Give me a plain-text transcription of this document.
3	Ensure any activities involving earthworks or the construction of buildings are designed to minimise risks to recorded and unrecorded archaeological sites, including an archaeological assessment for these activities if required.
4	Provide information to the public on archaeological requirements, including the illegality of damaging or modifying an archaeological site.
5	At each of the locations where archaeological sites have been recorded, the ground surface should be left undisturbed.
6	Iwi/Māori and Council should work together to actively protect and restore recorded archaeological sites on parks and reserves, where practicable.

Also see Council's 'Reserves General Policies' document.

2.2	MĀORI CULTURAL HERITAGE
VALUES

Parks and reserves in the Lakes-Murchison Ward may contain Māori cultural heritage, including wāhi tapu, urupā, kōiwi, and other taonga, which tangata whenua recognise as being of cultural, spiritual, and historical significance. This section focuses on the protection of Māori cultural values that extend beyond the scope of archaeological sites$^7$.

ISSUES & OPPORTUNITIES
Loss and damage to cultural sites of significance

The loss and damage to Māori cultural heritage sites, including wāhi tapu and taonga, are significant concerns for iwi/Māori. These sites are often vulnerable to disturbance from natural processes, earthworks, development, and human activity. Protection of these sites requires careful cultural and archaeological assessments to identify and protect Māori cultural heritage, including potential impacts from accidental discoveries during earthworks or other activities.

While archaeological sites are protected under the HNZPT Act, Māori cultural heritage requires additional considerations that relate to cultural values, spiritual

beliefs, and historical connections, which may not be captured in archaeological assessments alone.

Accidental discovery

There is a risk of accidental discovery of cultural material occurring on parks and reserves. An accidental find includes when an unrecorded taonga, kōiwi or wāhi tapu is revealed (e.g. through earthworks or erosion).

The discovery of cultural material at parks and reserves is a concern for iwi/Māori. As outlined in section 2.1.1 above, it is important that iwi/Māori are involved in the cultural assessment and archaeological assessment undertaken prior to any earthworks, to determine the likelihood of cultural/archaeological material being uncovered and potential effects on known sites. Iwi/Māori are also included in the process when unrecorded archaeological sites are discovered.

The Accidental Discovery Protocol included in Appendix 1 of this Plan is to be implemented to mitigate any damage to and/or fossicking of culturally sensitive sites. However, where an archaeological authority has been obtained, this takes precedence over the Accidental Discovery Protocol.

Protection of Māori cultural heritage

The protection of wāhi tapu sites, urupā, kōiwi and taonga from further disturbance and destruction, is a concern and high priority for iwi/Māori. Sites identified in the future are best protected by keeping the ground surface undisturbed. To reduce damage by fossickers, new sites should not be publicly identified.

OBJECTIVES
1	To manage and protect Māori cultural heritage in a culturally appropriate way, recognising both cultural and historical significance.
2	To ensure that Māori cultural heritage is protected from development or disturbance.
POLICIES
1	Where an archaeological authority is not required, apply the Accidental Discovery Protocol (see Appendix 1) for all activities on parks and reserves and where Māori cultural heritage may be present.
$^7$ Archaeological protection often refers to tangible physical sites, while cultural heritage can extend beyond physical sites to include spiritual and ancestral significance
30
================================
◆ DO THIS
Work through the records line by line and tally those with the word "assessments". Report only the total.

◆ WRITTEN ANSWER
2